[Rows from a dataset]
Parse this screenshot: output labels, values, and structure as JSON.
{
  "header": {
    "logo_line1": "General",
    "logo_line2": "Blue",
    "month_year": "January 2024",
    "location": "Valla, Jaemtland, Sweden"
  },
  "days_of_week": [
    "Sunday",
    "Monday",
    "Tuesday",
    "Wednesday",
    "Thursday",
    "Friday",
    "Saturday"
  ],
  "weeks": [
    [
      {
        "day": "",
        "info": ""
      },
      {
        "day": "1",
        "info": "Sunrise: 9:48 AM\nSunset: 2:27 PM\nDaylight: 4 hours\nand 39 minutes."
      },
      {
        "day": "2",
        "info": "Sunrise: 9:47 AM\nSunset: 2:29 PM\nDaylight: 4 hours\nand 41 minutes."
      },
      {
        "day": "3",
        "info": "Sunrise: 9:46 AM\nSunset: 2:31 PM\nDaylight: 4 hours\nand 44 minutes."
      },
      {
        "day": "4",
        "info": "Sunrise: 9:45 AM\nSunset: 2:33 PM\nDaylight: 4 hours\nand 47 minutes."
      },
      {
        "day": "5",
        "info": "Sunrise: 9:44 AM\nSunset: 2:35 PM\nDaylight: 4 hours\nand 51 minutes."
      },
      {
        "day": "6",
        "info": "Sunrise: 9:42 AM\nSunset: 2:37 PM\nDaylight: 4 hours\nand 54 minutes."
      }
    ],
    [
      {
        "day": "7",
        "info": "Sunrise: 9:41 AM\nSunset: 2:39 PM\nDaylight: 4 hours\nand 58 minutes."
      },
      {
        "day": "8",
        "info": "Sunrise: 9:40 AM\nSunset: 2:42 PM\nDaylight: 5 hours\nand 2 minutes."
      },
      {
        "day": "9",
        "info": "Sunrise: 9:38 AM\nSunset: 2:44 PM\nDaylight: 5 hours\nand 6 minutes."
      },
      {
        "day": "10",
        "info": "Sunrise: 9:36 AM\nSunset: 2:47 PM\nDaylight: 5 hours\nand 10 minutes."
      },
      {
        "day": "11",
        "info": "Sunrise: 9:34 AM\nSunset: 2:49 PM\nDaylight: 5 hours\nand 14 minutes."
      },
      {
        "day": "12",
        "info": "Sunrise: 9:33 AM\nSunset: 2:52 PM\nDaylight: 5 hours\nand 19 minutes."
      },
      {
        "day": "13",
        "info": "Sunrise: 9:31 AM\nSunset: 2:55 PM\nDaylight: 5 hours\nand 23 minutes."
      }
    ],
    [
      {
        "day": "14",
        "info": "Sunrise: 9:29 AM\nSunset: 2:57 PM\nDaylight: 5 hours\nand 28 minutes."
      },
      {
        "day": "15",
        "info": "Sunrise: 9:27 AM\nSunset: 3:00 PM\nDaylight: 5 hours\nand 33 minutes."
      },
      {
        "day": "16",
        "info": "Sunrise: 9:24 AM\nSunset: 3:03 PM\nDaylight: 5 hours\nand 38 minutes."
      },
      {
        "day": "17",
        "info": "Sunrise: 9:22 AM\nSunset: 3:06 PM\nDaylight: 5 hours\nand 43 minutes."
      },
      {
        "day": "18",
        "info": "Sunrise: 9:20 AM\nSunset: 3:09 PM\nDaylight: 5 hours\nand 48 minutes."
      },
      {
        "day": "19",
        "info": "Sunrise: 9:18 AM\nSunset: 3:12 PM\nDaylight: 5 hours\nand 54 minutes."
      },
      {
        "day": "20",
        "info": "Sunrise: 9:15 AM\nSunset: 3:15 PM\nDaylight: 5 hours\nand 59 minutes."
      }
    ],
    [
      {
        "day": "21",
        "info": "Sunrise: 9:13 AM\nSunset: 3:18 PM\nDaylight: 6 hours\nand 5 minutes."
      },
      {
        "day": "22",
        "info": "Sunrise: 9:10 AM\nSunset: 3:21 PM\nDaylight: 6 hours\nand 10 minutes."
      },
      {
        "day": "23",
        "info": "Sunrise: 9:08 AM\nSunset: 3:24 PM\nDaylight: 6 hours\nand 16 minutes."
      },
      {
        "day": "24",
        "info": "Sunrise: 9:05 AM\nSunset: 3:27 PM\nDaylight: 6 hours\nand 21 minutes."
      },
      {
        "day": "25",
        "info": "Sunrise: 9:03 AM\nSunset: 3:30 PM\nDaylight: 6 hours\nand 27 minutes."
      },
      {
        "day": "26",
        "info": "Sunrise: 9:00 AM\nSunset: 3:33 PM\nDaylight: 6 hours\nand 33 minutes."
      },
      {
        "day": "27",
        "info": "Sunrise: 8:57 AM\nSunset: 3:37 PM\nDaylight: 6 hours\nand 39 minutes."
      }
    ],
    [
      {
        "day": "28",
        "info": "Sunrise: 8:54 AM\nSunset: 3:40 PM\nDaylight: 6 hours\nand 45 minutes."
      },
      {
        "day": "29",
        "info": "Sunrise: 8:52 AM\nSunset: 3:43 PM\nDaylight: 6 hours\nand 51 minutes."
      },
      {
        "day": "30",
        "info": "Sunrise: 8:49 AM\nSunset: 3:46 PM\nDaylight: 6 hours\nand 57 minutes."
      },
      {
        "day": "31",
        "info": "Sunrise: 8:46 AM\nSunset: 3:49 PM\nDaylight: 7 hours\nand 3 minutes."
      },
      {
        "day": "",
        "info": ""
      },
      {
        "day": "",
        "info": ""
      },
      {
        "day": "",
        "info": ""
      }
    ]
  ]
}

Do this
Every line of the material must be returned exactly as it appears.

Exercise result
Parse this screenshot: output labels, values, and structure as JSON.
{
  "header": {
    "logo_line1": "General",
    "logo_line2": "Blue",
    "month_year": "January 2024",
    "location": "Valla, Jaemtland, Sweden"
  },
  "days_of_week": [
    "Sunday",
    "Monday",
    "Tuesday",
    "Wednesday",
    "Thursday",
    "Friday",
    "Saturday"
  ],
  "weeks": [
    [
      {
        "day": "",
        "info": ""
      },
      {
        "day": "1",
        "info": "Sunrise: 9:48 AM\nSunset: 2:27 PM\nDaylight: 4 hours\nand 39 minutes."
      },
      {
        "day": "2",
        "info": "Sunrise: 9:47 AM\nSunset: 2:29 PM\nDaylight: 4 hours\nand 41 minutes."
      },
      {
        "day": "3",
        "info": "Sunrise: 9:46 AM\nSunset: 2:31 PM\nDaylight: 4 hours\nand 44 minutes."
      },
      {
        "day": "4",
        "info": "Sunrise: 9:45 AM\nSunset: 2:33 PM\nDaylight: 4 hours\nand 47 minutes."
      },
      {
        "day": "5",
        "info": "Sunrise: 9:44 AM\nSunset: 2:35 PM\nDaylight: 4 hours\nand 51 minutes."
      },
      {
        "day": "6",
        "info": "Sunrise: 9:42 AM\nSunset: 2:37 PM\nDaylight: 4 hours\nand 54 minutes."
      }
    ],
    [
      {
        "day": "7",
        "info": "Sunrise: 9:41 AM\nSunset: 2:39 PM\nDaylight: 4 hours\nand 58 minutes."
      },
      {
        "day": "8",
        "info": "Sunrise: 9:40 AM\nSunset: 2:42 PM\nDaylight: 5 hours\nand 2 minutes."
      },
      {
        "day": "9",
        "info": "Sunrise: 9:38 AM\nSunset: 2:44 PM\nDaylight: 5 hours\nand 6 minutes."
      },
      {
        "day": "10",
        "info": "Sunrise: 9:36 AM\nSunset: 2:47 PM\nDaylight: 5 hours\nand 10 minutes."
      },
      {
        "day": "11",
        "info": "Sunrise: 9:34 AM\nSunset: 2:49 PM\nDaylight: 5 hours\nand 14 minutes."
      },
      {
        "day": "12",
        "info": "Sunrise: 9:33 AM\nSunset: 2:52 PM\nDaylight: 5 hours\nand 19 minutes."
      },
      {
        "day": "13",
        "info": "Sunrise: 9:31 AM\nSunset: 2:55 PM\nDaylight: 5 hours\nand 23 minutes."
      }
    ],
    [
      {
        "day": "14",
        "info": "Sunrise: 9:29 AM\nSunset: 2:57 PM\nDaylight: 5 hours\nand 28 minutes."
      },
      {
        "day": "15",
        "info": "Sunrise: 9:27 AM\nSunset: 3:00 PM\nDaylight: 5 hours\nand 33 minutes."
      },
      {
        "day": "16",
        "info": "Sunrise: 9:24 AM\nSunset: 3:03 PM\nDaylight: 5 hours\nand 38 minutes."
      },
      {
        "day": "17",
        "info": "Sunrise: 9:22 AM\nSunset: 3:06 PM\nDaylight: 5 hours\nand 43 minutes."
      },
      {
        "day": "18",
        "info": "Sunrise: 9:20 AM\nSunset: 3:09 PM\nDaylight: 5 hours\nand 48 minutes."
      },
      {
        "day": "19",
        "info": "Sunrise: 9:18 AM\nSunset: 3:12 PM\nDaylight: 5 hours\nand 54 minutes."
      },
      {
        "day": "20",
        "info": "Sunrise: 9:15 AM\nSunset: 3:15 PM\nDaylight: 5 hours\nand 59 minutes."
      }
    ],
    [
      {
        "day": "21",
        "info": "Sunrise: 9:13 AM\nSunset: 3:18 PM\nDaylight: 6 hours\nand 5 minutes."
      },
      {
        "day": "22",
        "info": "Sunrise: 9:10 AM\nSunset: 3:21 PM\nDaylight: 6 hours\nand 10 minutes."
      },
      {
        "day": "23",
        "info": "Sunrise: 9:08 AM\nSunset: 3:24 PM\nDaylight: 6 hours\nand 16 minutes."
      },
      {
        "day": "24",
        "info": "Sunrise: 9:05 AM\nSunset: 3:27 PM\nDaylight: 6 hours\nand 21 minutes."
      },
      {
        "day": "25",
        "info": "Sunrise: 9:03 AM\nSunset: 3:30 PM\nDaylight: 6 hours\nand 27 minutes."
      },
      {
        "day": "26",
        "info": "Sunrise: 9:00 AM\nSunset: 3:33 PM\nDaylight: 6 hours\nand 33 minutes."
      },
      {
        "day": "27",
        "info": "Sunrise: 8:57 AM\nSunset: 3:37 PM\nDaylight: 6 hours\nand 39 minutes."
      }
    ],
    [
      {
        "day": "28",
        "info": "Sunrise: 8:54 AM\nSunset: 3:40 PM\nDaylight: 6 hours\nand 45 minutes."
      },
      {
        "day": "29",
        "info": "Sunrise: 8:52 AM\nSunset: 3:43 PM\nDaylight: 6 hours\nand 51 minutes."
      },
      {
        "day": "30",
        "info": "Sunrise: 8:49 AM\nSunset: 3:46 PM\nDaylight: 6 hours\nand 57 minutes."
      },
      {
        "day": "31",
        "info": "Sunrise: 8:46 AM\nSunset: 3:49 PM\nDaylight: 7 hours\nand 3 minutes."
      },
      {
        "day": "",
        "info": ""
      },
      {
        "day": "",
        "info": ""
      },
      {
        "day": "",
        "info": ""
      }
    ]
  ]
}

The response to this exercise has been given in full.